┏━━

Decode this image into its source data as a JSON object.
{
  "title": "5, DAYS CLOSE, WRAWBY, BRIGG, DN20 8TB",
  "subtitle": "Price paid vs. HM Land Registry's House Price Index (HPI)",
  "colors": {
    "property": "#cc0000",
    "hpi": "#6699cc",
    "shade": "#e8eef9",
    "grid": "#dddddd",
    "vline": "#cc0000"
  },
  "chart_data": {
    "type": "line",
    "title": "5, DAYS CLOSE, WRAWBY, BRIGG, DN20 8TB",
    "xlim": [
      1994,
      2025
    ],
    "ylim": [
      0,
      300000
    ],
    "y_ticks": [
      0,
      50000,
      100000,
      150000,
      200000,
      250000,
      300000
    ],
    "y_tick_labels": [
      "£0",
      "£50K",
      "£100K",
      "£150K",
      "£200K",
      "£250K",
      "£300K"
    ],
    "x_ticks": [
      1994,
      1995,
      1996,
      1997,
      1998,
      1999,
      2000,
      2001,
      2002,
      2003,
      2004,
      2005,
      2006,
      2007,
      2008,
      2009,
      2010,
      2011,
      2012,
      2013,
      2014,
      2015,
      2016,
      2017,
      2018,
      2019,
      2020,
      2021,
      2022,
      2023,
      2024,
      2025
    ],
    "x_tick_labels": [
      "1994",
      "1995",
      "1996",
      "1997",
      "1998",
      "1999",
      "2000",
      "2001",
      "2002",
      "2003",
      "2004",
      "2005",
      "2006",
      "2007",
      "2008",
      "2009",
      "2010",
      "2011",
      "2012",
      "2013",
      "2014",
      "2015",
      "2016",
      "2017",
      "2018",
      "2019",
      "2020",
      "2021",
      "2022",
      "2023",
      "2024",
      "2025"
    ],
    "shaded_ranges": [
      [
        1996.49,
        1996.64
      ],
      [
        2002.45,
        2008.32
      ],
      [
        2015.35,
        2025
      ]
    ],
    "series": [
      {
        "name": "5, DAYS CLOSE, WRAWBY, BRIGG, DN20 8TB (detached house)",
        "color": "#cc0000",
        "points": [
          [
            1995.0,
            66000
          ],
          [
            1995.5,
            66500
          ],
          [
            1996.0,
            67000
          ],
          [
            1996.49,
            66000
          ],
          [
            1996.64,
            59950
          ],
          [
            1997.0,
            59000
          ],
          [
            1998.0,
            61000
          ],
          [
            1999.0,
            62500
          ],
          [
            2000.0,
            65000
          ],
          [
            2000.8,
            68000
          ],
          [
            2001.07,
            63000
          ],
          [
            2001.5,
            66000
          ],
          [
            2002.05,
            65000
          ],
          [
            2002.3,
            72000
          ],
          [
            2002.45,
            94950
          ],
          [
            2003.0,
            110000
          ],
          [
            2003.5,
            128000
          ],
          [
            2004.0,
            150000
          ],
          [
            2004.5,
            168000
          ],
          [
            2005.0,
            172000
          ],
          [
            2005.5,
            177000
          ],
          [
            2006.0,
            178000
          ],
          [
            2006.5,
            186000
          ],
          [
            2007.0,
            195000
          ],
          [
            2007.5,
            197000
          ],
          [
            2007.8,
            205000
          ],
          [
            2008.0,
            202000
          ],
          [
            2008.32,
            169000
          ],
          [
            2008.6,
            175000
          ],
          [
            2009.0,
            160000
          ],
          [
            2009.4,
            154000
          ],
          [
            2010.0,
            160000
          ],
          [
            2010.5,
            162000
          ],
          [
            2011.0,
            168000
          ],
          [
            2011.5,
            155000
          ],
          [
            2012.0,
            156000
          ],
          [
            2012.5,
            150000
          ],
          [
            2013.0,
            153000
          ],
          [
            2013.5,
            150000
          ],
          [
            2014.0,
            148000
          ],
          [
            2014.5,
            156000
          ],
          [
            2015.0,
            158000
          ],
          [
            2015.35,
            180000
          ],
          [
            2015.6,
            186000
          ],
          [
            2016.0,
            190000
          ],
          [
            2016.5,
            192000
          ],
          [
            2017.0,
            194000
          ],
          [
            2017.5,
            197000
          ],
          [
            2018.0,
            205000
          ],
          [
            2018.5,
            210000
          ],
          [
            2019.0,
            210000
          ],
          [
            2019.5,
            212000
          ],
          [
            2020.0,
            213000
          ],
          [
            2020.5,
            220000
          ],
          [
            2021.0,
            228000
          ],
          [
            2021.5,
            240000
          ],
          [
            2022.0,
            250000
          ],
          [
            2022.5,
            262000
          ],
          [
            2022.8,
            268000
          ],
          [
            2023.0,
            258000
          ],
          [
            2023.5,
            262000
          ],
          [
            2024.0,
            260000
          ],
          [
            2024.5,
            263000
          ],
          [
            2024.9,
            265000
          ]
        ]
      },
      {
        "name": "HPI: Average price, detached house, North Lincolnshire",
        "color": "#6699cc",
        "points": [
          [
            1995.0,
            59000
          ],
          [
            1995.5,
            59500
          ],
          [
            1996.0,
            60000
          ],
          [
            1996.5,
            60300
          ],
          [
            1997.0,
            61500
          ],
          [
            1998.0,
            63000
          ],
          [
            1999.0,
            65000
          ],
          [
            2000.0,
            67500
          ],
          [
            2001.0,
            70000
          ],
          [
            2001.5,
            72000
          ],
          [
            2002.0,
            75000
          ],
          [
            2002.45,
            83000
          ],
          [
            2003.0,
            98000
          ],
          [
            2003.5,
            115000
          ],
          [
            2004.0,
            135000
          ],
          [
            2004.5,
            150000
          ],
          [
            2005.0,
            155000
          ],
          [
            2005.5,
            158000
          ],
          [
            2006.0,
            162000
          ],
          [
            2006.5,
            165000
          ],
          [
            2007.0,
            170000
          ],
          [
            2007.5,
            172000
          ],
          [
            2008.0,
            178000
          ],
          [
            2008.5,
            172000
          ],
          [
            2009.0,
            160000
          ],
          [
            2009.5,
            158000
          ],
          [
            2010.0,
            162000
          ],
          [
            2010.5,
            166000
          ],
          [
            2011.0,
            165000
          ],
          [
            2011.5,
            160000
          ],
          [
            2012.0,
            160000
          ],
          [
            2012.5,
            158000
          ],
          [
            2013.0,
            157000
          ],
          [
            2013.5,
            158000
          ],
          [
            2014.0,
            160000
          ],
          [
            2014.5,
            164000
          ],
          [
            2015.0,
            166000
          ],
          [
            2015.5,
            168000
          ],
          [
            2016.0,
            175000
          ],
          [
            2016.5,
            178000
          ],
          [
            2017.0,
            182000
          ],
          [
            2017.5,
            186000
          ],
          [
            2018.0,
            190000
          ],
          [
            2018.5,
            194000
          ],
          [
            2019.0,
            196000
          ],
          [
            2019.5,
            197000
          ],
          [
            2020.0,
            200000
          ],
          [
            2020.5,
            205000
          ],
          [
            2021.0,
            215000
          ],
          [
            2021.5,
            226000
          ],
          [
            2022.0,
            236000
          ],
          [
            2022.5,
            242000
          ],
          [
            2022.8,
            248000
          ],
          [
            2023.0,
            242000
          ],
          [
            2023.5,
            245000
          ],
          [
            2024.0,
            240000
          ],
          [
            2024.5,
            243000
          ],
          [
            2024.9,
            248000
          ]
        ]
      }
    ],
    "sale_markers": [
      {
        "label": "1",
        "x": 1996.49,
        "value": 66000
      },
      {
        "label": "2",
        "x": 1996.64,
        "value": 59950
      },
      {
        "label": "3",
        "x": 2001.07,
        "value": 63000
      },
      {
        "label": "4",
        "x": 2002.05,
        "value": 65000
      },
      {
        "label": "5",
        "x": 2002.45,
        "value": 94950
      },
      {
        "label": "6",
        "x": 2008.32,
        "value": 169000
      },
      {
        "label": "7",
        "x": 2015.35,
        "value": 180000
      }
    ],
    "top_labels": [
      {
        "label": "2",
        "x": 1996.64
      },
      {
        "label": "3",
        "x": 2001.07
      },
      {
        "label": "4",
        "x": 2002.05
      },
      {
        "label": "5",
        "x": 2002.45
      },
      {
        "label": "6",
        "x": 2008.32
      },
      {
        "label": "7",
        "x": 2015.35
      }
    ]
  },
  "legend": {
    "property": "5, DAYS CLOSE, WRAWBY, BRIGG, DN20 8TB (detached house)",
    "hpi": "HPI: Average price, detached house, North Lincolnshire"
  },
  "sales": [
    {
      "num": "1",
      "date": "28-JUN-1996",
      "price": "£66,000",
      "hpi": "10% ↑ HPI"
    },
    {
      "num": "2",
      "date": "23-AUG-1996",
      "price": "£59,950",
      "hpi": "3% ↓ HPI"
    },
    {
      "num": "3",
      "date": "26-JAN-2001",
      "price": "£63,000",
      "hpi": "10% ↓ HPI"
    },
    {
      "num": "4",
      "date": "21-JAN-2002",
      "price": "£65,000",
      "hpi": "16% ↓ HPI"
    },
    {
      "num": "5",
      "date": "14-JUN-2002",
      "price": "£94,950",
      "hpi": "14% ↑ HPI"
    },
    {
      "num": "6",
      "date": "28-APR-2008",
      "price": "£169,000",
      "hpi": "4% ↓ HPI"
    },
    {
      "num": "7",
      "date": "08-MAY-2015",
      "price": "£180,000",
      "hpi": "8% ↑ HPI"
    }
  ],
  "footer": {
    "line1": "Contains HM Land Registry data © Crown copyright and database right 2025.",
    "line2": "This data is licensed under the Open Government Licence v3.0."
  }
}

┗━━
┏━━

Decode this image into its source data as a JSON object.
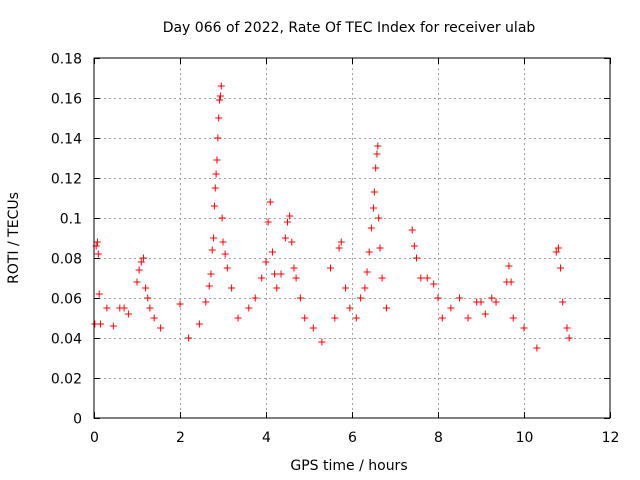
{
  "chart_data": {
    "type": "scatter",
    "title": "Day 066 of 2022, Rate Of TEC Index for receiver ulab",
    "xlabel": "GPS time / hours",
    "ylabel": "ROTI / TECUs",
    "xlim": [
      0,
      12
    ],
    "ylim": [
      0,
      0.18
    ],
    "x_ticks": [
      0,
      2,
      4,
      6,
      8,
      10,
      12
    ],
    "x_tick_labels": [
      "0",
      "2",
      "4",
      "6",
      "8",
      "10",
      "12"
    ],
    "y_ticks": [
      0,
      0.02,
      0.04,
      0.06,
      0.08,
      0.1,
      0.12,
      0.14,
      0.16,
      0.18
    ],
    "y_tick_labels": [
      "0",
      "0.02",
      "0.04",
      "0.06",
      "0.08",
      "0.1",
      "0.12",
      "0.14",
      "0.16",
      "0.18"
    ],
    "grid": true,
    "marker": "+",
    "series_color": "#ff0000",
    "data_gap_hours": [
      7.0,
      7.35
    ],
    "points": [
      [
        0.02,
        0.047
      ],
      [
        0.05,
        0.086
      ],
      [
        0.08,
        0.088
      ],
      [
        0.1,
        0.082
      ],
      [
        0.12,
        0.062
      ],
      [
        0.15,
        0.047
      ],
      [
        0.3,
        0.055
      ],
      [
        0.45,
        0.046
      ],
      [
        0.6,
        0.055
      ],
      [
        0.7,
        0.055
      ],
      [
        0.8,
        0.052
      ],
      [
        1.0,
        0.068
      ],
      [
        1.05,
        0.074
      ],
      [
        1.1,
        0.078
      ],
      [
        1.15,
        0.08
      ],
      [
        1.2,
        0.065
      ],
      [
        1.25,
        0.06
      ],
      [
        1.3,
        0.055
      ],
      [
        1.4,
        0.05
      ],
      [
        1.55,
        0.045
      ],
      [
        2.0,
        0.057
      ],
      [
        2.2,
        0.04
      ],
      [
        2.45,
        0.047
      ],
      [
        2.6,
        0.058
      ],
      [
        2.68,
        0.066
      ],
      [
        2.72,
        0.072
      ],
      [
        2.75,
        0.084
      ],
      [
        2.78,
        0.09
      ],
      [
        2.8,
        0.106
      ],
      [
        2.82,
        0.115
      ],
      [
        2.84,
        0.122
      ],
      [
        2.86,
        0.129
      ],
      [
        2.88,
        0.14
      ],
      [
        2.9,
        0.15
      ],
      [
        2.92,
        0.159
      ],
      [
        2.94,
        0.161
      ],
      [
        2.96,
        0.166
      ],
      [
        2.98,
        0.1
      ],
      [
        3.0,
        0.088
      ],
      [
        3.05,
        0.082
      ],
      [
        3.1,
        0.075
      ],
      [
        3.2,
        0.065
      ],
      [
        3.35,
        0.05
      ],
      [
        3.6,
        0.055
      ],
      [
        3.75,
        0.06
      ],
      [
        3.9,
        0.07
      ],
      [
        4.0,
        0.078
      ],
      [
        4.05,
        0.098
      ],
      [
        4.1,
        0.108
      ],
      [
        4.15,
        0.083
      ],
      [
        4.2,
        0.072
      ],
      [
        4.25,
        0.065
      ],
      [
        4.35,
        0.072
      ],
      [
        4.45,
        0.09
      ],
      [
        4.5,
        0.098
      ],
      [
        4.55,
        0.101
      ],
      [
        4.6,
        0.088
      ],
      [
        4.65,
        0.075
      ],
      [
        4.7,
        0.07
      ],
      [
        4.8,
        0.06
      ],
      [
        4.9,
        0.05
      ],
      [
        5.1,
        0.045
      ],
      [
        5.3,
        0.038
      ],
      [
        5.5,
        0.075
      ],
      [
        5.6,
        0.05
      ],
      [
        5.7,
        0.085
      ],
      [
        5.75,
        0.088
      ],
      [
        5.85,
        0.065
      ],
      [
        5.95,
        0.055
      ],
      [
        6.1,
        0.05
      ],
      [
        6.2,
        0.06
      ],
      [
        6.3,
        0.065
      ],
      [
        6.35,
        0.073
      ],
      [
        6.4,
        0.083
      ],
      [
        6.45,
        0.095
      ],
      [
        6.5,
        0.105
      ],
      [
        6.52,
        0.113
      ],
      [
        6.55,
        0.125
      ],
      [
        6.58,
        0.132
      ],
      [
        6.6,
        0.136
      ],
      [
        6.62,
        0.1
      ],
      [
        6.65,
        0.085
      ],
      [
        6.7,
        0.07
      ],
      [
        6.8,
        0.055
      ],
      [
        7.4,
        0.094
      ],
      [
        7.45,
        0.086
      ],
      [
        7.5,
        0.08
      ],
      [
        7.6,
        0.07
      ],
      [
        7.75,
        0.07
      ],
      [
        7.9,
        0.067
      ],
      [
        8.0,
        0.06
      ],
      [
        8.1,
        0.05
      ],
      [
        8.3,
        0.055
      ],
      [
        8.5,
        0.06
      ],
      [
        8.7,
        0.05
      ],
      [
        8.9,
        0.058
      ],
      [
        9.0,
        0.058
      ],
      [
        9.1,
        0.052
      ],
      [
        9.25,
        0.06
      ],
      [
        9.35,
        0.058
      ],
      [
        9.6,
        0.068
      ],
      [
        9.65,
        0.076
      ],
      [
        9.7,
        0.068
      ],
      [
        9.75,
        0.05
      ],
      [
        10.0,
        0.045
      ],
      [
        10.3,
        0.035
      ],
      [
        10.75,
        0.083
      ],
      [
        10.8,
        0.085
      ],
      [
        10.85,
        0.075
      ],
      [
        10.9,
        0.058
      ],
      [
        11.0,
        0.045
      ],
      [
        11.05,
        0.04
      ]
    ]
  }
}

┗━━
┏━━

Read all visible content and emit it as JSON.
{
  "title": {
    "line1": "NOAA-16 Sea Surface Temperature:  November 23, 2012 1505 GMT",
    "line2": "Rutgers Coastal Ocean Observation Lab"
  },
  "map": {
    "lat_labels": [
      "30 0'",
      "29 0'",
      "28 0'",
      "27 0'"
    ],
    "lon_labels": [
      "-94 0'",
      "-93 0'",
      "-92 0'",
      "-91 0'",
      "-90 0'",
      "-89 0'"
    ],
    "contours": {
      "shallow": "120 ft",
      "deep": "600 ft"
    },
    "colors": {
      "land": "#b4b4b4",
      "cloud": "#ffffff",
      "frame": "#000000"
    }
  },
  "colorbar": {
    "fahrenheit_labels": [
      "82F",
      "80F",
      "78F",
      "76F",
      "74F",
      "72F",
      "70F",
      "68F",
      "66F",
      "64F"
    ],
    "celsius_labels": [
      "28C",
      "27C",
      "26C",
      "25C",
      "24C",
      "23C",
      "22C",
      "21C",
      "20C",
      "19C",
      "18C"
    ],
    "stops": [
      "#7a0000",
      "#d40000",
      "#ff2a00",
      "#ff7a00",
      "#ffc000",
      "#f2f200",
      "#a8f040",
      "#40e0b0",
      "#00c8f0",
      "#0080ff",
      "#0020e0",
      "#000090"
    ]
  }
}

┗━━

Given request:
Scan the records above for the string "Average", then select every line that holds it.

Answer to this exercise:
        "name": "HPI: Average price, detached house, North Lincolnshire",
    "hpi": "HPI: Average price, detached house, North Lincolnshire"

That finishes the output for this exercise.